SET TASK:
Copy out each line that has "content" in it.

##########

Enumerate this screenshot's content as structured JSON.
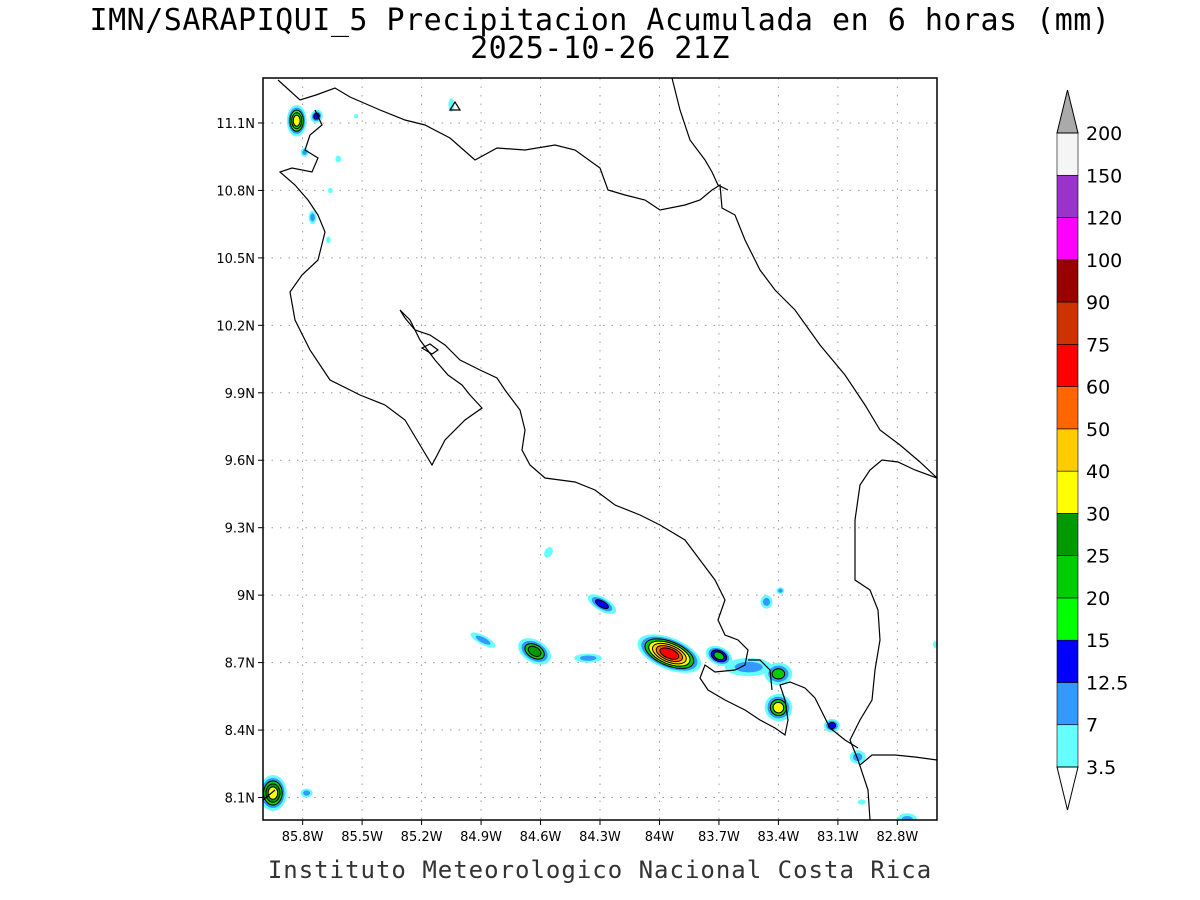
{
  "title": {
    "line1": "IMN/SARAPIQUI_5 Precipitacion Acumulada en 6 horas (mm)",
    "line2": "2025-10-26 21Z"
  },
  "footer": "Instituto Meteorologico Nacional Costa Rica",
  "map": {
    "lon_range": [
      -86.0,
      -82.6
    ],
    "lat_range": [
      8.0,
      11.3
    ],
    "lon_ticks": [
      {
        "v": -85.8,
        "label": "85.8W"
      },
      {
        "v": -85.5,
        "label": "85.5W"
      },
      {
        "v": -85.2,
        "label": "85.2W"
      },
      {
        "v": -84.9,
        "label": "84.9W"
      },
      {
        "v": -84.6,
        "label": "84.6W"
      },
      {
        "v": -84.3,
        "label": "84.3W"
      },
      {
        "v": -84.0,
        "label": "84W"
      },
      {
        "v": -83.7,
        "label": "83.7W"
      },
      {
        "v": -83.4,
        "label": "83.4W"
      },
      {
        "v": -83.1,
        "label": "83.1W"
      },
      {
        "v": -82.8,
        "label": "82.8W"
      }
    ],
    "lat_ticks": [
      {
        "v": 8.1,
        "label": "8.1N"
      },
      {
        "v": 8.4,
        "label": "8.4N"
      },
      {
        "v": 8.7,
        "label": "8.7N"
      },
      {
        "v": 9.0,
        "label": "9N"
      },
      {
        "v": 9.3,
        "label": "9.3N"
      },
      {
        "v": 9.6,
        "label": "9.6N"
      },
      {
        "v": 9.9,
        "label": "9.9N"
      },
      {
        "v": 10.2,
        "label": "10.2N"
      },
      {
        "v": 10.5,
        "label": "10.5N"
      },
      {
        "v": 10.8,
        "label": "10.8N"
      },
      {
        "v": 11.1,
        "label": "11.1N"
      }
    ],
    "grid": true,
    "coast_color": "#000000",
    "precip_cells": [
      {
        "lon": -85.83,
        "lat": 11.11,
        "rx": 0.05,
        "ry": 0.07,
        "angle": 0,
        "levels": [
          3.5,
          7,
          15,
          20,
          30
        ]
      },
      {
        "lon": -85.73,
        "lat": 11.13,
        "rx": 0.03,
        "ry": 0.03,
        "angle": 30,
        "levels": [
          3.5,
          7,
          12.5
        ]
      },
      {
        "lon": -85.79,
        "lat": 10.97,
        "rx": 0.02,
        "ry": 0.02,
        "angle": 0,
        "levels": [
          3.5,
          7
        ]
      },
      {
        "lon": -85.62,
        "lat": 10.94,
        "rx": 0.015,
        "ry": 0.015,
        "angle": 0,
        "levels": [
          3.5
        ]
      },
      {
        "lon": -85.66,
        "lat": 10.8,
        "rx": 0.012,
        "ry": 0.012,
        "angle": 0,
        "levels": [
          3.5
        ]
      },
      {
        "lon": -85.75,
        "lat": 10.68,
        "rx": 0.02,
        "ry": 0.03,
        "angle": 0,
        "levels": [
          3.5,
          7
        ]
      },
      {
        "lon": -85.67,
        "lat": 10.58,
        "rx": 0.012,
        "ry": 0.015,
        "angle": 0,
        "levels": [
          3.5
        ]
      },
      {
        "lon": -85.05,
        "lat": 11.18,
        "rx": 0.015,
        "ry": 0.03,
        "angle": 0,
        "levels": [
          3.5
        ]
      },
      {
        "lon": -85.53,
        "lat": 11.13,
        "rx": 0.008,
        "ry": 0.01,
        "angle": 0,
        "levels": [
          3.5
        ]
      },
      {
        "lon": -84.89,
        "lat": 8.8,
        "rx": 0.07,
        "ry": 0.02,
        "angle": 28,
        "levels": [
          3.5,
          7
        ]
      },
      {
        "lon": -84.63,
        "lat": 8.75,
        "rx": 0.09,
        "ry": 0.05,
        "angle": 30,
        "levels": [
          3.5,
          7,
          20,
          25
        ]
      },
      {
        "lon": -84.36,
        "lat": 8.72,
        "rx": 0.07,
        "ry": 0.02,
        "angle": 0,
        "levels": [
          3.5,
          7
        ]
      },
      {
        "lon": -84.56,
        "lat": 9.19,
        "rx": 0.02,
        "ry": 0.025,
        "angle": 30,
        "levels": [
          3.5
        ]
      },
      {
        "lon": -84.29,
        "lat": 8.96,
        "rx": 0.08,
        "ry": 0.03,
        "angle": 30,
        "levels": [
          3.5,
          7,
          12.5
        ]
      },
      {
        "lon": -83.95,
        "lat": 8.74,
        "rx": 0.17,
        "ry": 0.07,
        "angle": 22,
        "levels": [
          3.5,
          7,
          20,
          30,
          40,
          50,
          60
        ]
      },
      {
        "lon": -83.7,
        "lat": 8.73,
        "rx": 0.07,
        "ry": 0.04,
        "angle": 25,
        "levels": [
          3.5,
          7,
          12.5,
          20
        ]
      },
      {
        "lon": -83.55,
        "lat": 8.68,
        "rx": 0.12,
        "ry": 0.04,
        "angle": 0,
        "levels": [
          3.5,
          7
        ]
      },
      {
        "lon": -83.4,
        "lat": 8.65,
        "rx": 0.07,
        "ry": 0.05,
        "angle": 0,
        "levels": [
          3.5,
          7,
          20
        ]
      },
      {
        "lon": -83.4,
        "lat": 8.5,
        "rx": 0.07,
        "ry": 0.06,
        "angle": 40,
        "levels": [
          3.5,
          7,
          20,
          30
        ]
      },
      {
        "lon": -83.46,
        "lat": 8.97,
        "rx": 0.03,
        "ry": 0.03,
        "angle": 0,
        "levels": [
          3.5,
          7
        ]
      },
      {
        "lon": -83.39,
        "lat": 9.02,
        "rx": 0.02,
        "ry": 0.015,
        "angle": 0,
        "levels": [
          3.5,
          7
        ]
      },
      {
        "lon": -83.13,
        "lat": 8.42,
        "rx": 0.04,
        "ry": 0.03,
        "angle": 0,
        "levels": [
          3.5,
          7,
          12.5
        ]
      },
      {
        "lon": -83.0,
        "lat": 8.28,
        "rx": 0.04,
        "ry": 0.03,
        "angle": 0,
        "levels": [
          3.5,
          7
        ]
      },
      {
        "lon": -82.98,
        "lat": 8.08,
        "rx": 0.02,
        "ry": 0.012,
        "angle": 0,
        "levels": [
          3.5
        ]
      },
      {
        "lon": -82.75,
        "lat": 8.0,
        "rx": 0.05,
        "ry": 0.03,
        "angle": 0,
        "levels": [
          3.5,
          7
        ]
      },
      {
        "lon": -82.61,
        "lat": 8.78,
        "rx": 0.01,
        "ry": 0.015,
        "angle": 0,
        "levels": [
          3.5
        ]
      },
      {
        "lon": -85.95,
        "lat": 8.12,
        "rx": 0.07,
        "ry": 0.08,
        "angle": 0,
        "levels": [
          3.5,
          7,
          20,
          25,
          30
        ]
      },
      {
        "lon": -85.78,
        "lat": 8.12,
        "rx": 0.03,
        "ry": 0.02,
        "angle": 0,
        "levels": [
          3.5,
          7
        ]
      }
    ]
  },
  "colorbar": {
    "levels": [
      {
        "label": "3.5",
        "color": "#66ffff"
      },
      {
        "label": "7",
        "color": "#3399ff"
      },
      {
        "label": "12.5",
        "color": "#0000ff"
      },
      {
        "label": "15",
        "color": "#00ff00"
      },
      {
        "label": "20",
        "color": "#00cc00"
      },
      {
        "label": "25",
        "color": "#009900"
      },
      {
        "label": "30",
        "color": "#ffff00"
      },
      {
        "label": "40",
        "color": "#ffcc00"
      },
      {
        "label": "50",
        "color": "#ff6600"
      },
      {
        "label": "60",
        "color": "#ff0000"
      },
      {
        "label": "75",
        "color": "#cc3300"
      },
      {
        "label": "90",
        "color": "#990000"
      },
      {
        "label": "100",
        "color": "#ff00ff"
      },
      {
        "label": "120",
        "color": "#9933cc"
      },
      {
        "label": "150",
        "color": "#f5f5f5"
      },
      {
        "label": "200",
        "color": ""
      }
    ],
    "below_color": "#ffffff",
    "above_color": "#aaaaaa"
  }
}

##########

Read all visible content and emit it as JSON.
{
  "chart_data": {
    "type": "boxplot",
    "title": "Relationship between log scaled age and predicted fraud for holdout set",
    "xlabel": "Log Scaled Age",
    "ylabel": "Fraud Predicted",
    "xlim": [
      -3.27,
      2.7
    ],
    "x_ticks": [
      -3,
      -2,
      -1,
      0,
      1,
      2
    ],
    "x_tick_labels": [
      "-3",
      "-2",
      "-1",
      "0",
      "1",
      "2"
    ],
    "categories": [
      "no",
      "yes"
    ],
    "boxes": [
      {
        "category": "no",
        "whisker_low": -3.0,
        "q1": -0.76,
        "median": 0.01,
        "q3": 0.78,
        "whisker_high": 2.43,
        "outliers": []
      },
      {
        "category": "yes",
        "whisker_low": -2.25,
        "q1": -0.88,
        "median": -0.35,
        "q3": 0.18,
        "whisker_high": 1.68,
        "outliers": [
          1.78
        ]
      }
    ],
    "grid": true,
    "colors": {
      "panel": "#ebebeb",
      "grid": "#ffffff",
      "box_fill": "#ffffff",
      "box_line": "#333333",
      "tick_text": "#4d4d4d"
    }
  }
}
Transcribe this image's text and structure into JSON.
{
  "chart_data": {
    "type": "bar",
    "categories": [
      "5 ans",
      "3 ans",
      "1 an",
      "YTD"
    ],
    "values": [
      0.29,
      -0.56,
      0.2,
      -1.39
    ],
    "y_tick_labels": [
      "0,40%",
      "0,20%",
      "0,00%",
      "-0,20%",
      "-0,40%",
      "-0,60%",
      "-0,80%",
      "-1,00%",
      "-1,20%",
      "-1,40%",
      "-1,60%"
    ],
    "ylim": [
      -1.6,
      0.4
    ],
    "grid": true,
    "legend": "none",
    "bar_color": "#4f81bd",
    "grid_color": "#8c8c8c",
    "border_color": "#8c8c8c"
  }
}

##########

OUTPUT FOR THIS TASK:
Enumerate this screenshot's content as structured JSON.
Read all visible content and emit it as JSON.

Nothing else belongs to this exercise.